-- START Data to use --

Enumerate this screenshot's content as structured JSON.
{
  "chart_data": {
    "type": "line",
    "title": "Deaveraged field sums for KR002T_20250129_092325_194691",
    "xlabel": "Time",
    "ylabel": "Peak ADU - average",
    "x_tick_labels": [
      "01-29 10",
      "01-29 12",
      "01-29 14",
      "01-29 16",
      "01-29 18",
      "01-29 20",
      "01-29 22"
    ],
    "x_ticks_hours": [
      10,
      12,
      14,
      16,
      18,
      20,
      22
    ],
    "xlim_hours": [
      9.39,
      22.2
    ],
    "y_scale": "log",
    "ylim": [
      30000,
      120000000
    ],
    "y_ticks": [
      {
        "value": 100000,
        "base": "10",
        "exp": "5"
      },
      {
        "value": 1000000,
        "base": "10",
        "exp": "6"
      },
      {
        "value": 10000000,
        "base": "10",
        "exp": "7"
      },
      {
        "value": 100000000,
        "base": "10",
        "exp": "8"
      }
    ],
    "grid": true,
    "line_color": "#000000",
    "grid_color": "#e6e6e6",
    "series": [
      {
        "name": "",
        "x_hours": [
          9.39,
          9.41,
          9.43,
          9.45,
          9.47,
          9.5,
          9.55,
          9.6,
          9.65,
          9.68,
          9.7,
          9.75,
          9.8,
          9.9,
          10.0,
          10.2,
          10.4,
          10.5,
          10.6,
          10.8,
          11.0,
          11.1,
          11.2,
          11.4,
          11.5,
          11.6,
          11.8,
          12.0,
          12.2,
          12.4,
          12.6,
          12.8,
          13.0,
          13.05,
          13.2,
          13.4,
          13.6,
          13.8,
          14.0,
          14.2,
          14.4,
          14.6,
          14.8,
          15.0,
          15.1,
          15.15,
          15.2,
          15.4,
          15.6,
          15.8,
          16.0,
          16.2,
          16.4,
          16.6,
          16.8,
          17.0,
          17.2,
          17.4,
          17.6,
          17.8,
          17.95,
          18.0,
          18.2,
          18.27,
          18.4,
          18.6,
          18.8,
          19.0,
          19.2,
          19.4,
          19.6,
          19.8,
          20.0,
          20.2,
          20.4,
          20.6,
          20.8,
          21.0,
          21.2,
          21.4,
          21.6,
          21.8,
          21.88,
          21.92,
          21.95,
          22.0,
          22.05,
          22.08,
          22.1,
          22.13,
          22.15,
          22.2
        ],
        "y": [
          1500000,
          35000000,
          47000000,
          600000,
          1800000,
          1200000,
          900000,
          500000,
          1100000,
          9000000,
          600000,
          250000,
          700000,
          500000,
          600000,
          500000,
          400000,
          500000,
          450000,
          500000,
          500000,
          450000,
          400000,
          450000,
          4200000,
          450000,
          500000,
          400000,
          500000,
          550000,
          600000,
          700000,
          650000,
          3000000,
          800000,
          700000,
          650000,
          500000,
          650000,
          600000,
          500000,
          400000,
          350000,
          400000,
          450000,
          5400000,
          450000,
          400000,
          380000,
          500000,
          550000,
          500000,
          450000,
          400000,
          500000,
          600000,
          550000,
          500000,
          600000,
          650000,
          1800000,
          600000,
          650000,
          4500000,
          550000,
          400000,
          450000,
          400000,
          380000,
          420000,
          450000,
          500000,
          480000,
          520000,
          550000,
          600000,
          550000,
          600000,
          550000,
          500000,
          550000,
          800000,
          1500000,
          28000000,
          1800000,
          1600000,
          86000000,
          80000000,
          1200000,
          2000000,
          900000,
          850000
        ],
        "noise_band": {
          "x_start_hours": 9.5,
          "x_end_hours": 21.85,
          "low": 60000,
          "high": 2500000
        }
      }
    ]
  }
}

-- END Data to use --

#### [Requirement]
Within the data above, count the lines that contain the string "value"; the reply is the number alone.

#### [Response]
4